*** Excerpted data ***

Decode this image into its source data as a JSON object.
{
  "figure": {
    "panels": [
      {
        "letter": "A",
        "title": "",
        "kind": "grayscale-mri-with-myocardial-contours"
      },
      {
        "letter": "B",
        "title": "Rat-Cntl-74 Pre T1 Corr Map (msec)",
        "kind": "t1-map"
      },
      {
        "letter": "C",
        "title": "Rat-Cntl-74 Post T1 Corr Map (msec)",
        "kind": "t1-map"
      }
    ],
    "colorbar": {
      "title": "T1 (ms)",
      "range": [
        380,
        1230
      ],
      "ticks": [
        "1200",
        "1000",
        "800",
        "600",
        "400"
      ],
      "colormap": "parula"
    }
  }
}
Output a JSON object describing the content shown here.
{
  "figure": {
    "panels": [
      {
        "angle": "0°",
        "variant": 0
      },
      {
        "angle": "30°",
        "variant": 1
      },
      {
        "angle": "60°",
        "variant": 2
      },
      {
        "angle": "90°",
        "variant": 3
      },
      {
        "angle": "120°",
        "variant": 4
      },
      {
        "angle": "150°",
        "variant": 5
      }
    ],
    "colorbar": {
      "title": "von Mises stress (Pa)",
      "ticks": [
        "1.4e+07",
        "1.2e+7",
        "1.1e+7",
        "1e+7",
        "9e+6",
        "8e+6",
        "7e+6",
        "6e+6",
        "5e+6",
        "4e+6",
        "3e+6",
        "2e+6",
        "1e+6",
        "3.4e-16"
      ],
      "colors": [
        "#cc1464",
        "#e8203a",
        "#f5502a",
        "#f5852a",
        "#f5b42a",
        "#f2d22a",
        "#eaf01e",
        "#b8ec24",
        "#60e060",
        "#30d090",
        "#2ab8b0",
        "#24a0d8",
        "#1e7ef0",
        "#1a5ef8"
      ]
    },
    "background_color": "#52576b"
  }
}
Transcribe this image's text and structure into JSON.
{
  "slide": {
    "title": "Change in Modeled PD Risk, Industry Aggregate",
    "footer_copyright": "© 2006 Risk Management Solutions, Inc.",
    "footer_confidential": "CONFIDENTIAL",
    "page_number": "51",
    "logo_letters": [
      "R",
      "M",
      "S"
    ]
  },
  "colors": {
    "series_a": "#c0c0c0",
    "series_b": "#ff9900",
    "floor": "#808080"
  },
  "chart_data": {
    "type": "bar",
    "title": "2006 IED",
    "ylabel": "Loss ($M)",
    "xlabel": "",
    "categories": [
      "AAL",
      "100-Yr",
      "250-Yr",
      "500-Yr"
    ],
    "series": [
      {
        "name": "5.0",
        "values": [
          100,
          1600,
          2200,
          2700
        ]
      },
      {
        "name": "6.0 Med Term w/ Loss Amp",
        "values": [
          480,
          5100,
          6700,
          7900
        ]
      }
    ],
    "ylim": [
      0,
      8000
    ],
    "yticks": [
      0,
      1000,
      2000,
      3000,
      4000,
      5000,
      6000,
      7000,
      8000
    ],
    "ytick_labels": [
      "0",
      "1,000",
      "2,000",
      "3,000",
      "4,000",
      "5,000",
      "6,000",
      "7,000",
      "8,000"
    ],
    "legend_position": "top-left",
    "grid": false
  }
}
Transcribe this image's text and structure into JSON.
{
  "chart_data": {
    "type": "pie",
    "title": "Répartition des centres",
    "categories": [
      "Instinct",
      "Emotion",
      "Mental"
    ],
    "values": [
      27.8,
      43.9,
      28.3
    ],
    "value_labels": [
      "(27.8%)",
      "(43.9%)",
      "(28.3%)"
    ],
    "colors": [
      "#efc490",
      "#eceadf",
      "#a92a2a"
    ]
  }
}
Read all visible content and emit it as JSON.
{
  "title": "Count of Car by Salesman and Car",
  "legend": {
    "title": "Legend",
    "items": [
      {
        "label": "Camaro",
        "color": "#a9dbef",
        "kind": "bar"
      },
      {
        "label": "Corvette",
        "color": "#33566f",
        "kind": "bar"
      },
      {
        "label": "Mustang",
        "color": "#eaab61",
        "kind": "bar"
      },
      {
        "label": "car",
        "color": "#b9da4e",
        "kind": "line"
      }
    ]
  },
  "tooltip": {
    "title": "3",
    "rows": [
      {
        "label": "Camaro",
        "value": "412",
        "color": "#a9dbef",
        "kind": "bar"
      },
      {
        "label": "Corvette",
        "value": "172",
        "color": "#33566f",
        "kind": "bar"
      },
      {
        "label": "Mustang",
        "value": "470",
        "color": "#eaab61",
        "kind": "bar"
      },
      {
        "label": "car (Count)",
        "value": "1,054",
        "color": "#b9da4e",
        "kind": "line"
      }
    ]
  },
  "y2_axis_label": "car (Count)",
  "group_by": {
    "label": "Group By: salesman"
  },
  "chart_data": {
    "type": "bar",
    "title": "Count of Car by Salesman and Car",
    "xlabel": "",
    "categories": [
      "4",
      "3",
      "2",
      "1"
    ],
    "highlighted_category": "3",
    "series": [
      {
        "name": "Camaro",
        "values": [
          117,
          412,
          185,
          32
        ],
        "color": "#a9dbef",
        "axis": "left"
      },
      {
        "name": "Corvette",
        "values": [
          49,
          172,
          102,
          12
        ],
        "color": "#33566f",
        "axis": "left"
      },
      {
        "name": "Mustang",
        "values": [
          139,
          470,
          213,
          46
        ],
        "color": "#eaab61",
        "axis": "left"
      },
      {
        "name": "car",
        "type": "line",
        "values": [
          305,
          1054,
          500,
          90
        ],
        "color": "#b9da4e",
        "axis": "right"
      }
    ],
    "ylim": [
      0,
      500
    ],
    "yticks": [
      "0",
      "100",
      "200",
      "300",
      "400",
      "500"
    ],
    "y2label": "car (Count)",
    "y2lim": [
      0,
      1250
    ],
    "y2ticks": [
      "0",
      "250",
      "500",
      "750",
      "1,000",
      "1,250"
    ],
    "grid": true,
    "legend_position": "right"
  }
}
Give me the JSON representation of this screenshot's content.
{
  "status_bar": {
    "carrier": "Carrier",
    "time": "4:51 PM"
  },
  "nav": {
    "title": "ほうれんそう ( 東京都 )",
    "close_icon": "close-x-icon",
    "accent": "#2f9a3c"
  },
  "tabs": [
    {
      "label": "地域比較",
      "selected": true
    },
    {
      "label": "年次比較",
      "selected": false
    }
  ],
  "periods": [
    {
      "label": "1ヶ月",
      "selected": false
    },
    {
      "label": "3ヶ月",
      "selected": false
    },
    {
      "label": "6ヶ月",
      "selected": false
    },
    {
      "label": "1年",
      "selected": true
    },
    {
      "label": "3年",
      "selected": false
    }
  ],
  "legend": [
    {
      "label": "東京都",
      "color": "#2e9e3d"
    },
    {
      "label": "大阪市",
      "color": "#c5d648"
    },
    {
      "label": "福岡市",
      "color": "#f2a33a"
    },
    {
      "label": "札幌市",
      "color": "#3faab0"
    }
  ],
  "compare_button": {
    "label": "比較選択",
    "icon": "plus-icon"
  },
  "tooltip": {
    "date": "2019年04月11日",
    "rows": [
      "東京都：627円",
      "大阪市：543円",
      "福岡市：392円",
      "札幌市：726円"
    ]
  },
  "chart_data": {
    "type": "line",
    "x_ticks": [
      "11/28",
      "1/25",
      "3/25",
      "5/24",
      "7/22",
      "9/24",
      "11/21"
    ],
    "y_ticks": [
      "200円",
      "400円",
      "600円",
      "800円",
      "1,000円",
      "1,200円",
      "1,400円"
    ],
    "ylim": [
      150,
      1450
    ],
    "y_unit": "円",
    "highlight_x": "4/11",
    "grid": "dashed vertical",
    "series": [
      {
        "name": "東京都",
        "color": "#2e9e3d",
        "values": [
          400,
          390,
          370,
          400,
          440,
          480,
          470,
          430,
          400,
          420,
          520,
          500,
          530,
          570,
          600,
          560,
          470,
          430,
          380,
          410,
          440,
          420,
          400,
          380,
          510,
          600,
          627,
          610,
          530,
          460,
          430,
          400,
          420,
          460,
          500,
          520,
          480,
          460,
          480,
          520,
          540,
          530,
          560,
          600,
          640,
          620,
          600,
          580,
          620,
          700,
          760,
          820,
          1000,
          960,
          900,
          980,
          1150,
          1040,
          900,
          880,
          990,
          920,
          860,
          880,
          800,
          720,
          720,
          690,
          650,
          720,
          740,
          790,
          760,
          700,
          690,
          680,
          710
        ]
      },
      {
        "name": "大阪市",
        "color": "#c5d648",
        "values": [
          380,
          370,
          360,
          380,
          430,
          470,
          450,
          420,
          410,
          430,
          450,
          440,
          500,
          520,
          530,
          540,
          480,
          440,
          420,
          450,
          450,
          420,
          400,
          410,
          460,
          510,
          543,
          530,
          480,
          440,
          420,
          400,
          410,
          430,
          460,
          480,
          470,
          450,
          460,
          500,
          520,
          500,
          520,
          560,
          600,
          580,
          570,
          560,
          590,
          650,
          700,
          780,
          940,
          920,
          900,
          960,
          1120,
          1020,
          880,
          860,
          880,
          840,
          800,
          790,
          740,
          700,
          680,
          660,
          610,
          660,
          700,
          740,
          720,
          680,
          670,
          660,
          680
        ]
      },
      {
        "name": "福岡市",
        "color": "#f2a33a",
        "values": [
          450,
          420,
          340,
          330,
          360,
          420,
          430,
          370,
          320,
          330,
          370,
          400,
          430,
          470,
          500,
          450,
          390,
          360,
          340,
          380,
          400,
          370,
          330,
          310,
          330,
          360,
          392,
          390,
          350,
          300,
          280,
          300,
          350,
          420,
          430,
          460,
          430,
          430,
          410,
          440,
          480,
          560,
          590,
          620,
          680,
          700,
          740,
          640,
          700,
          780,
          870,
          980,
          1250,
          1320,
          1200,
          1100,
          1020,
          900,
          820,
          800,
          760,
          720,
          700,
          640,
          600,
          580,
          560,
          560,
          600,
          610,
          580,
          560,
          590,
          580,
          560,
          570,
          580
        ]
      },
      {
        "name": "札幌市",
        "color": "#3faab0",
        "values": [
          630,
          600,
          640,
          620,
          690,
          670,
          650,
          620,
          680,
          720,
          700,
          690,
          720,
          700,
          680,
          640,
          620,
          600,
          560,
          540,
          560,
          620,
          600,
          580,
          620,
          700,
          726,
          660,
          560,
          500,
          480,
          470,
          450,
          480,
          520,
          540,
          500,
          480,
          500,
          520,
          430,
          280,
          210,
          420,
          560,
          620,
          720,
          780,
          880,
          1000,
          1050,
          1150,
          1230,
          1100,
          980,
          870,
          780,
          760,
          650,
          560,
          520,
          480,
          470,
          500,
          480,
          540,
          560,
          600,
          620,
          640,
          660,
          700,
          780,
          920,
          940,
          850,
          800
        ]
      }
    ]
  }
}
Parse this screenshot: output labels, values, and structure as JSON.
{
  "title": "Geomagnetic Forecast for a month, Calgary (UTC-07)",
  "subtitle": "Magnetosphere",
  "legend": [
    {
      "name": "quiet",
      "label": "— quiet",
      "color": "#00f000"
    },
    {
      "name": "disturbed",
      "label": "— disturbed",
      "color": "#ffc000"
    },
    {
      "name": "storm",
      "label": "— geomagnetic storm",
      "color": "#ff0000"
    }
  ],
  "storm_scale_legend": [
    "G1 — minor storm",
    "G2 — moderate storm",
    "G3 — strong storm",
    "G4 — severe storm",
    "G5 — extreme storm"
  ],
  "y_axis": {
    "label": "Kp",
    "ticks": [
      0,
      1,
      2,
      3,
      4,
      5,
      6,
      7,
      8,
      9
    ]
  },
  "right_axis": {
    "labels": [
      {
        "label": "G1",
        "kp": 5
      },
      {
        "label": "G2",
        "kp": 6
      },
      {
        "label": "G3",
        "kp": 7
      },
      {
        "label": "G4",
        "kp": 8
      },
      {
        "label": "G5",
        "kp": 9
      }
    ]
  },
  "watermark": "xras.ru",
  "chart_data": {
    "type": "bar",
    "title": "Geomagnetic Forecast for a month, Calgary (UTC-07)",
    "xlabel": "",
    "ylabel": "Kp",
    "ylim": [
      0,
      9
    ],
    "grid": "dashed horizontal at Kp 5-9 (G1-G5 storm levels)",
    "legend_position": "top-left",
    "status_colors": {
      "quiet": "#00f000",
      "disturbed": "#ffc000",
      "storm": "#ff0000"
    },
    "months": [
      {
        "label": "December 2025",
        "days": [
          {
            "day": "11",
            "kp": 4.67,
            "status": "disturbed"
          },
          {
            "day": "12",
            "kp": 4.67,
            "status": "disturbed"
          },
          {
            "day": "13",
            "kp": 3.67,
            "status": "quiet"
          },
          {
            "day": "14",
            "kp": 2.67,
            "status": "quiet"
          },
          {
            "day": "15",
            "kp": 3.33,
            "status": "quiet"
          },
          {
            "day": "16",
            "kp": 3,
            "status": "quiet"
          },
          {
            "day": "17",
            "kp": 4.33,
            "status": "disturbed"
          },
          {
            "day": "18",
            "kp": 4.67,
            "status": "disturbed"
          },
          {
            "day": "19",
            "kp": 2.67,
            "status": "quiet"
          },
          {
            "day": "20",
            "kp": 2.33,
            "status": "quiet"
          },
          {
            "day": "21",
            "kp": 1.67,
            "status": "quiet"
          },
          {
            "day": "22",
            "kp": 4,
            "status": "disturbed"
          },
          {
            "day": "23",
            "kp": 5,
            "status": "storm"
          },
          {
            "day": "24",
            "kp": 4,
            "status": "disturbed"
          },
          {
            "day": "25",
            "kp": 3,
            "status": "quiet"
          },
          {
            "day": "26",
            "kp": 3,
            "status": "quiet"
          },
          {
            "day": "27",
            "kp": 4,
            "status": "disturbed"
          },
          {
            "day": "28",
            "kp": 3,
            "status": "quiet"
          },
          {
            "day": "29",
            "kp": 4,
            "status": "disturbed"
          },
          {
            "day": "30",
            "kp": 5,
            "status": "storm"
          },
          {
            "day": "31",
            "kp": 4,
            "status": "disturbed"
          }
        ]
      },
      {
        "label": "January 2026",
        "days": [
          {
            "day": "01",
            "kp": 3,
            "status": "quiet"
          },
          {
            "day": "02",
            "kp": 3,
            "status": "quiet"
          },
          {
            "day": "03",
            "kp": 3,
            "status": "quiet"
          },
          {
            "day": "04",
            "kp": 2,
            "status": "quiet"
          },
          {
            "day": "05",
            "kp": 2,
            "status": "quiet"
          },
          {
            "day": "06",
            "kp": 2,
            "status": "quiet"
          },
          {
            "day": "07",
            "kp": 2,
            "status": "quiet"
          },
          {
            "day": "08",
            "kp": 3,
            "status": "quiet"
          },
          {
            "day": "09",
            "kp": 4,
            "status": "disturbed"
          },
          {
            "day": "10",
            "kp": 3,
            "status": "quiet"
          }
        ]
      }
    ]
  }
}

***

> [Task instructions]: From the entries above, copy out every line where the string "content" appears.

> [Complete output]:
Output a JSON object describing the content shown here.
Read all visible content and emit it as JSON.
Give me the JSON representation of this screenshot's content.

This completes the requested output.